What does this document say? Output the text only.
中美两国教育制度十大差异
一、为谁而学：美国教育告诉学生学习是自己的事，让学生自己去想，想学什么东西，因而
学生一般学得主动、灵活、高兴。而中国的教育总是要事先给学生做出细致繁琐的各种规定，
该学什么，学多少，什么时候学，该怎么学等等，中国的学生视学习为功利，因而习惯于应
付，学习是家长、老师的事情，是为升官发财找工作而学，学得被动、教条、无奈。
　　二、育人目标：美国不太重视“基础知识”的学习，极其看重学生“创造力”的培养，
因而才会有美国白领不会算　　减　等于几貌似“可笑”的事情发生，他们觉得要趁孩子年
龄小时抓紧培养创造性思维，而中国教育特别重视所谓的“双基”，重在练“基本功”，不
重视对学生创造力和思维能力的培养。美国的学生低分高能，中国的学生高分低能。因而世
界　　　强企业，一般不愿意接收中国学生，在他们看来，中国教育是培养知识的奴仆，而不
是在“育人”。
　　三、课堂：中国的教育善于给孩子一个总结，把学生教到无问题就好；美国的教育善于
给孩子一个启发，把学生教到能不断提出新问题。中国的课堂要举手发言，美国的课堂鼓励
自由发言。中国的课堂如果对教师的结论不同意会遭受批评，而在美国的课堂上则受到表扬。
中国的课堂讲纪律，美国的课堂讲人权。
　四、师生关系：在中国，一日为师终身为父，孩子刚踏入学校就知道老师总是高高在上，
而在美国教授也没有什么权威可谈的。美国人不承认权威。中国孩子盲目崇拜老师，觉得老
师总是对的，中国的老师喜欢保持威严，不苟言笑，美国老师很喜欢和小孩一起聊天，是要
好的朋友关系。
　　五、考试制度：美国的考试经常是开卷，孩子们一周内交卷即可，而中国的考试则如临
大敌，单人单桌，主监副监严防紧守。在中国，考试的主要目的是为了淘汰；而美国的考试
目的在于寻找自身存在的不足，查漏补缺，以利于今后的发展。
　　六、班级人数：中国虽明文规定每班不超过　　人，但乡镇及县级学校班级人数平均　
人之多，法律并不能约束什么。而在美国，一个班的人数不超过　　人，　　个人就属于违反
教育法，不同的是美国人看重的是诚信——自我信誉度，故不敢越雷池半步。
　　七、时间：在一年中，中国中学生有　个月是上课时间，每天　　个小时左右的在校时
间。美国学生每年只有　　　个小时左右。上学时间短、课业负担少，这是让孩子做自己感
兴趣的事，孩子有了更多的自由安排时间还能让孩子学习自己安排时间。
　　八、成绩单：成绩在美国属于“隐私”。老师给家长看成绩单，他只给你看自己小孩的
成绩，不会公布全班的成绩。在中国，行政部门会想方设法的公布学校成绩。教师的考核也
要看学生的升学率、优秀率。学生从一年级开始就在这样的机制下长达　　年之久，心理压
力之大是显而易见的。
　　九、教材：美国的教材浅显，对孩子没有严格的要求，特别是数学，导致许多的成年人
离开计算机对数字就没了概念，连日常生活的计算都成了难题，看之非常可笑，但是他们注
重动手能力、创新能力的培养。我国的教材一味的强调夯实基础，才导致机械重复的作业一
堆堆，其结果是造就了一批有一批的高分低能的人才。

__________

## Given exercise
Return the entries above exactly, each one complete.

## Task output
What does this document say? Output the text only.
中美两国教育制度十大差异
一、为谁而学：美国教育告诉学生学习是自己的事，让学生自己去想，想学什么东西，因而
学生一般学得主动、灵活、高兴。而中国的教育总是要事先给学生做出细致繁琐的各种规定，
该学什么，学多少，什么时候学，该怎么学等等，中国的学生视学习为功利，因而习惯于应
付，学习是家长、老师的事情，是为升官发财找工作而学，学得被动、教条、无奈。
　　二、育人目标：美国不太重视“基础知识”的学习，极其看重学生“创造力”的培养，
因而才会有美国白领不会算　　减　等于几貌似“可笑”的事情发生，他们觉得要趁孩子年
龄小时抓紧培养创造性思维，而中国教育特别重视所谓的“双基”，重在练“基本功”，不
重视对学生创造力和思维能力的培养。美国的学生低分高能，中国的学生高分低能。因而世
界　　　强企业，一般不愿意接收中国学生，在他们看来，中国教育是培养知识的奴仆，而不
是在“育人”。
　　三、课堂：中国的教育善于给孩子一个总结，把学生教到无问题就好；美国的教育善于
给孩子一个启发，把学生教到能不断提出新问题。中国的课堂要举手发言，美国的课堂鼓励
自由发言。中国的课堂如果对教师的结论不同意会遭受批评，而在美国的课堂上则受到表扬。
中国的课堂讲纪律，美国的课堂讲人权。
　四、师生关系：在中国，一日为师终身为父，孩子刚踏入学校就知道老师总是高高在上，
而在美国教授也没有什么权威可谈的。美国人不承认权威。中国孩子盲目崇拜老师，觉得老
师总是对的，中国的老师喜欢保持威严，不苟言笑，美国老师很喜欢和小孩一起聊天，是要
好的朋友关系。
　　五、考试制度：美国的考试经常是开卷，孩子们一周内交卷即可，而中国的考试则如临
大敌，单人单桌，主监副监严防紧守。在中国，考试的主要目的是为了淘汰；而美国的考试
目的在于寻找自身存在的不足，查漏补缺，以利于今后的发展。
　　六、班级人数：中国虽明文规定每班不超过　　人，但乡镇及县级学校班级人数平均　
人之多，法律并不能约束什么。而在美国，一个班的人数不超过　　人，　　个人就属于违反
教育法，不同的是美国人看重的是诚信——自我信誉度，故不敢越雷池半步。
　　七、时间：在一年中，中国中学生有　个月是上课时间，每天　　个小时左右的在校时
间。美国学生每年只有　　　个小时左右。上学时间短、课业负担少，这是让孩子做自己感
兴趣的事，孩子有了更多的自由安排时间还能让孩子学习自己安排时间。
　　八、成绩单：成绩在美国属于“隐私”。老师给家长看成绩单，他只给你看自己小孩的
成绩，不会公布全班的成绩。在中国，行政部门会想方设法的公布学校成绩。教师的考核也
要看学生的升学率、优秀率。学生从一年级开始就在这样的机制下长达　　年之久，心理压
力之大是显而易见的。
　　九、教材：美国的教材浅显，对孩子没有严格的要求，特别是数学，导致许多的成年人
离开计算机对数字就没了概念，连日常生活的计算都成了难题，看之非常可笑，但是他们注
重动手能力、创新能力的培养。我国的教材一味的强调夯实基础，才导致机械重复的作业一
堆堆，其结果是造就了一批有一批的高分低能的人才。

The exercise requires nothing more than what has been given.